**TO DO:**
Count every line in the entries that contains "panel". Report that count alone.

□ □ □ □ □ □ □

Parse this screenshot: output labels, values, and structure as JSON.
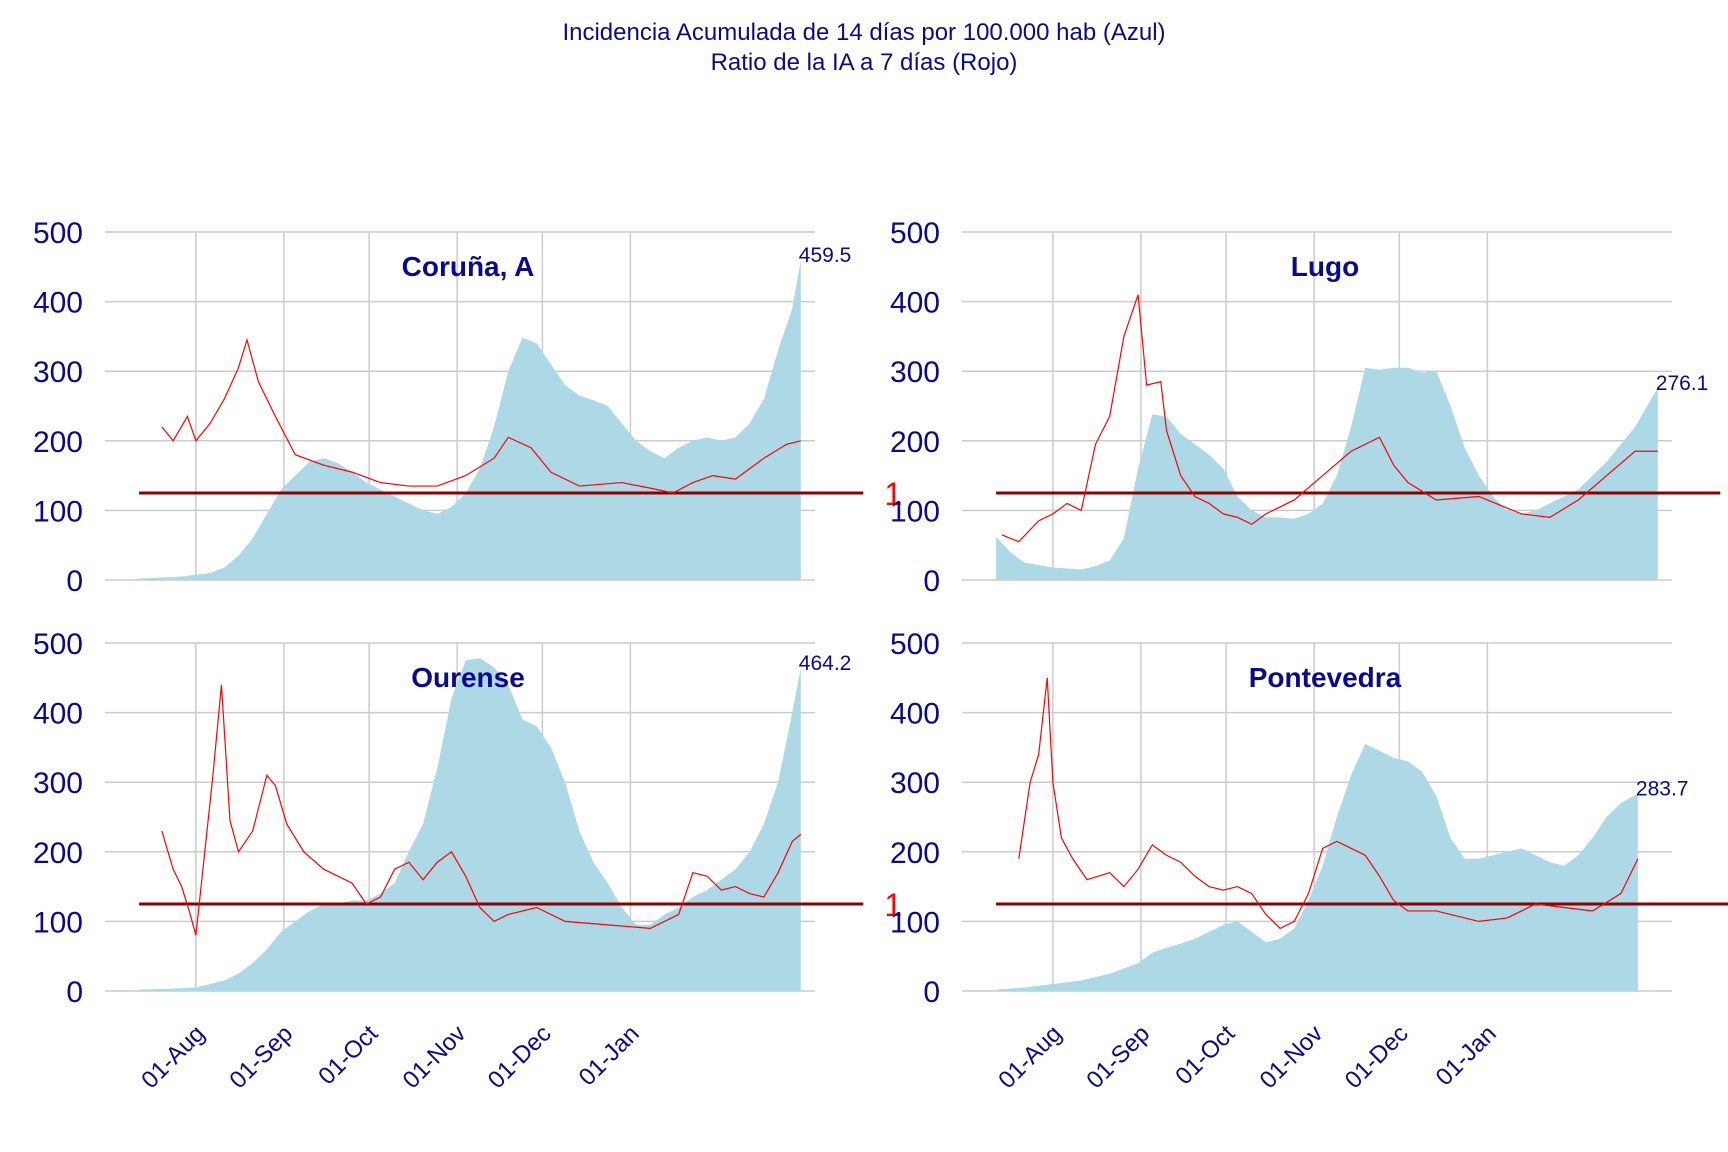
{
  "title_line1": "Incidencia Acumulada de 14 días por 100.000 hab (Azul)",
  "title_line2": "Ratio de la IA a 7 días (Rojo)",
  "colors": {
    "area": "#add8e6",
    "ratio_line": "#ff0000",
    "reference_line": "#8b0000",
    "text": "#0a0a8c",
    "grid": "#cccccc"
  },
  "chart_data": [
    {
      "type": "area",
      "panel": "Coruña, A",
      "x_ticks": [
        "01-Aug",
        "01-Sep",
        "01-Oct",
        "01-Nov",
        "01-Dec",
        "01-Jan"
      ],
      "y_ticks": [
        "0",
        "100",
        "200",
        "300",
        "400",
        "500"
      ],
      "ylim": [
        0,
        500
      ],
      "last_value_label": "459.5",
      "reference_label": "1",
      "area_values": [
        [
          -20,
          2
        ],
        [
          -5,
          5
        ],
        [
          5,
          10
        ],
        [
          10,
          18
        ],
        [
          15,
          35
        ],
        [
          20,
          60
        ],
        [
          25,
          95
        ],
        [
          30,
          130
        ],
        [
          35,
          150
        ],
        [
          40,
          170
        ],
        [
          45,
          175
        ],
        [
          50,
          168
        ],
        [
          55,
          155
        ],
        [
          60,
          140
        ],
        [
          65,
          130
        ],
        [
          70,
          120
        ],
        [
          75,
          110
        ],
        [
          80,
          100
        ],
        [
          85,
          95
        ],
        [
          90,
          105
        ],
        [
          95,
          125
        ],
        [
          100,
          160
        ],
        [
          105,
          220
        ],
        [
          110,
          300
        ],
        [
          115,
          348
        ],
        [
          120,
          340
        ],
        [
          125,
          310
        ],
        [
          130,
          280
        ],
        [
          135,
          265
        ],
        [
          140,
          258
        ],
        [
          145,
          250
        ],
        [
          150,
          225
        ],
        [
          155,
          200
        ],
        [
          160,
          185
        ],
        [
          165,
          175
        ],
        [
          170,
          190
        ],
        [
          175,
          200
        ],
        [
          180,
          205
        ],
        [
          185,
          200
        ],
        [
          190,
          205
        ],
        [
          195,
          225
        ],
        [
          200,
          260
        ],
        [
          205,
          330
        ],
        [
          210,
          390
        ],
        [
          213,
          459.5
        ]
      ],
      "ratio_line_values": [
        [
          -12,
          220
        ],
        [
          -8,
          200
        ],
        [
          -3,
          235
        ],
        [
          0,
          200
        ],
        [
          5,
          225
        ],
        [
          10,
          260
        ],
        [
          15,
          305
        ],
        [
          18,
          345
        ],
        [
          22,
          285
        ],
        [
          28,
          235
        ],
        [
          35,
          180
        ],
        [
          45,
          165
        ],
        [
          55,
          155
        ],
        [
          65,
          140
        ],
        [
          75,
          135
        ],
        [
          85,
          135
        ],
        [
          95,
          150
        ],
        [
          105,
          175
        ],
        [
          110,
          205
        ],
        [
          118,
          190
        ],
        [
          125,
          155
        ],
        [
          135,
          135
        ],
        [
          150,
          140
        ],
        [
          160,
          132
        ],
        [
          168,
          125
        ],
        [
          175,
          140
        ],
        [
          182,
          150
        ],
        [
          190,
          145
        ],
        [
          200,
          175
        ],
        [
          208,
          195
        ],
        [
          213,
          200
        ]
      ],
      "reference_values": [
        [
          -20,
          125
        ],
        [
          235,
          125
        ]
      ]
    },
    {
      "type": "area",
      "panel": "Lugo",
      "x_ticks": [
        "01-Aug",
        "01-Sep",
        "01-Oct",
        "01-Nov",
        "01-Dec",
        "01-Jan"
      ],
      "y_ticks": [
        "0",
        "100",
        "200",
        "300",
        "400",
        "500"
      ],
      "ylim": [
        0,
        500
      ],
      "last_value_label": "276.1",
      "reference_label": "1",
      "area_values": [
        [
          -20,
          62
        ],
        [
          -15,
          40
        ],
        [
          -10,
          25
        ],
        [
          0,
          18
        ],
        [
          10,
          15
        ],
        [
          15,
          20
        ],
        [
          20,
          28
        ],
        [
          25,
          60
        ],
        [
          30,
          160
        ],
        [
          35,
          238
        ],
        [
          40,
          235
        ],
        [
          45,
          210
        ],
        [
          50,
          195
        ],
        [
          55,
          180
        ],
        [
          60,
          160
        ],
        [
          65,
          120
        ],
        [
          70,
          100
        ],
        [
          75,
          90
        ],
        [
          80,
          90
        ],
        [
          85,
          88
        ],
        [
          90,
          95
        ],
        [
          95,
          110
        ],
        [
          100,
          150
        ],
        [
          105,
          220
        ],
        [
          110,
          305
        ],
        [
          115,
          302
        ],
        [
          120,
          305
        ],
        [
          125,
          305
        ],
        [
          130,
          298
        ],
        [
          135,
          300
        ],
        [
          140,
          250
        ],
        [
          145,
          190
        ],
        [
          150,
          150
        ],
        [
          155,
          120
        ],
        [
          160,
          100
        ],
        [
          165,
          95
        ],
        [
          170,
          100
        ],
        [
          175,
          110
        ],
        [
          185,
          130
        ],
        [
          195,
          170
        ],
        [
          205,
          220
        ],
        [
          213,
          276.1
        ]
      ],
      "ratio_line_values": [
        [
          -18,
          65
        ],
        [
          -12,
          55
        ],
        [
          -5,
          85
        ],
        [
          0,
          95
        ],
        [
          5,
          110
        ],
        [
          10,
          100
        ],
        [
          15,
          195
        ],
        [
          20,
          235
        ],
        [
          25,
          350
        ],
        [
          30,
          410
        ],
        [
          33,
          280
        ],
        [
          38,
          285
        ],
        [
          40,
          215
        ],
        [
          45,
          150
        ],
        [
          50,
          120
        ],
        [
          55,
          110
        ],
        [
          60,
          95
        ],
        [
          65,
          90
        ],
        [
          70,
          80
        ],
        [
          75,
          95
        ],
        [
          85,
          115
        ],
        [
          95,
          150
        ],
        [
          105,
          185
        ],
        [
          115,
          205
        ],
        [
          120,
          165
        ],
        [
          125,
          140
        ],
        [
          135,
          115
        ],
        [
          150,
          120
        ],
        [
          165,
          95
        ],
        [
          175,
          90
        ],
        [
          185,
          115
        ],
        [
          195,
          150
        ],
        [
          205,
          185
        ],
        [
          213,
          185
        ]
      ],
      "reference_values": [
        [
          -20,
          125
        ],
        [
          235,
          125
        ]
      ]
    },
    {
      "type": "area",
      "panel": "Ourense",
      "x_ticks": [
        "01-Aug",
        "01-Sep",
        "01-Oct",
        "01-Nov",
        "01-Dec",
        "01-Jan"
      ],
      "y_ticks": [
        "0",
        "100",
        "200",
        "300",
        "400",
        "500"
      ],
      "ylim": [
        0,
        500
      ],
      "last_value_label": "464.2",
      "reference_label": "1",
      "area_values": [
        [
          -20,
          2
        ],
        [
          -10,
          3
        ],
        [
          0,
          5
        ],
        [
          10,
          15
        ],
        [
          15,
          25
        ],
        [
          20,
          40
        ],
        [
          25,
          60
        ],
        [
          30,
          85
        ],
        [
          35,
          100
        ],
        [
          40,
          115
        ],
        [
          45,
          125
        ],
        [
          50,
          125
        ],
        [
          55,
          130
        ],
        [
          60,
          130
        ],
        [
          65,
          140
        ],
        [
          70,
          155
        ],
        [
          75,
          200
        ],
        [
          80,
          240
        ],
        [
          85,
          320
        ],
        [
          90,
          420
        ],
        [
          95,
          475
        ],
        [
          100,
          478
        ],
        [
          105,
          465
        ],
        [
          110,
          440
        ],
        [
          115,
          390
        ],
        [
          120,
          380
        ],
        [
          125,
          350
        ],
        [
          130,
          300
        ],
        [
          135,
          230
        ],
        [
          140,
          185
        ],
        [
          145,
          155
        ],
        [
          150,
          120
        ],
        [
          155,
          95
        ],
        [
          160,
          95
        ],
        [
          165,
          110
        ],
        [
          170,
          120
        ],
        [
          175,
          135
        ],
        [
          180,
          145
        ],
        [
          185,
          160
        ],
        [
          190,
          175
        ],
        [
          195,
          200
        ],
        [
          200,
          240
        ],
        [
          205,
          300
        ],
        [
          210,
          400
        ],
        [
          213,
          464.2
        ]
      ],
      "ratio_line_values": [
        [
          -12,
          230
        ],
        [
          -8,
          175
        ],
        [
          -5,
          150
        ],
        [
          -2,
          110
        ],
        [
          0,
          80
        ],
        [
          3,
          195
        ],
        [
          6,
          310
        ],
        [
          9,
          440
        ],
        [
          12,
          245
        ],
        [
          15,
          200
        ],
        [
          20,
          230
        ],
        [
          25,
          310
        ],
        [
          28,
          295
        ],
        [
          32,
          240
        ],
        [
          38,
          200
        ],
        [
          45,
          175
        ],
        [
          55,
          155
        ],
        [
          60,
          125
        ],
        [
          65,
          135
        ],
        [
          70,
          175
        ],
        [
          75,
          185
        ],
        [
          80,
          160
        ],
        [
          85,
          185
        ],
        [
          90,
          200
        ],
        [
          95,
          165
        ],
        [
          100,
          120
        ],
        [
          105,
          100
        ],
        [
          110,
          110
        ],
        [
          120,
          120
        ],
        [
          130,
          100
        ],
        [
          145,
          95
        ],
        [
          160,
          90
        ],
        [
          170,
          110
        ],
        [
          175,
          170
        ],
        [
          180,
          165
        ],
        [
          185,
          145
        ],
        [
          190,
          150
        ],
        [
          195,
          140
        ],
        [
          200,
          135
        ],
        [
          205,
          170
        ],
        [
          210,
          215
        ],
        [
          213,
          225
        ]
      ],
      "reference_values": [
        [
          -20,
          125
        ],
        [
          235,
          125
        ]
      ]
    },
    {
      "type": "area",
      "panel": "Pontevedra",
      "x_ticks": [
        "01-Aug",
        "01-Sep",
        "01-Oct",
        "01-Nov",
        "01-Dec",
        "01-Jan"
      ],
      "y_ticks": [
        "0",
        "100",
        "200",
        "300",
        "400",
        "500"
      ],
      "ylim": [
        0,
        500
      ],
      "last_value_label": "283.7",
      "reference_label": "1",
      "area_values": [
        [
          -20,
          2
        ],
        [
          -10,
          5
        ],
        [
          0,
          10
        ],
        [
          10,
          15
        ],
        [
          20,
          25
        ],
        [
          30,
          40
        ],
        [
          35,
          55
        ],
        [
          40,
          62
        ],
        [
          45,
          68
        ],
        [
          50,
          75
        ],
        [
          55,
          85
        ],
        [
          60,
          95
        ],
        [
          65,
          100
        ],
        [
          70,
          85
        ],
        [
          75,
          70
        ],
        [
          80,
          75
        ],
        [
          85,
          90
        ],
        [
          90,
          130
        ],
        [
          95,
          180
        ],
        [
          100,
          250
        ],
        [
          105,
          310
        ],
        [
          110,
          355
        ],
        [
          115,
          345
        ],
        [
          120,
          335
        ],
        [
          125,
          330
        ],
        [
          130,
          315
        ],
        [
          135,
          280
        ],
        [
          140,
          220
        ],
        [
          145,
          190
        ],
        [
          150,
          190
        ],
        [
          155,
          195
        ],
        [
          160,
          200
        ],
        [
          165,
          205
        ],
        [
          170,
          195
        ],
        [
          175,
          185
        ],
        [
          180,
          180
        ],
        [
          185,
          195
        ],
        [
          190,
          220
        ],
        [
          195,
          250
        ],
        [
          200,
          270
        ],
        [
          206,
          283.7
        ]
      ],
      "ratio_line_values": [
        [
          -12,
          190
        ],
        [
          -8,
          300
        ],
        [
          -5,
          340
        ],
        [
          -2,
          450
        ],
        [
          0,
          300
        ],
        [
          3,
          220
        ],
        [
          7,
          190
        ],
        [
          12,
          160
        ],
        [
          20,
          170
        ],
        [
          25,
          150
        ],
        [
          30,
          175
        ],
        [
          35,
          210
        ],
        [
          40,
          195
        ],
        [
          45,
          185
        ],
        [
          50,
          165
        ],
        [
          55,
          150
        ],
        [
          60,
          145
        ],
        [
          65,
          150
        ],
        [
          70,
          140
        ],
        [
          75,
          110
        ],
        [
          80,
          90
        ],
        [
          85,
          100
        ],
        [
          90,
          140
        ],
        [
          95,
          205
        ],
        [
          100,
          215
        ],
        [
          105,
          205
        ],
        [
          110,
          195
        ],
        [
          115,
          165
        ],
        [
          120,
          130
        ],
        [
          125,
          115
        ],
        [
          135,
          115
        ],
        [
          150,
          100
        ],
        [
          160,
          105
        ],
        [
          165,
          115
        ],
        [
          170,
          125
        ],
        [
          180,
          120
        ],
        [
          190,
          115
        ],
        [
          200,
          140
        ],
        [
          206,
          190
        ]
      ],
      "reference_values": [
        [
          -20,
          125
        ],
        [
          240,
          125
        ]
      ]
    }
  ]
}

□ □ □ □ □ □ □

**EXERCISE OUTPUT:**
4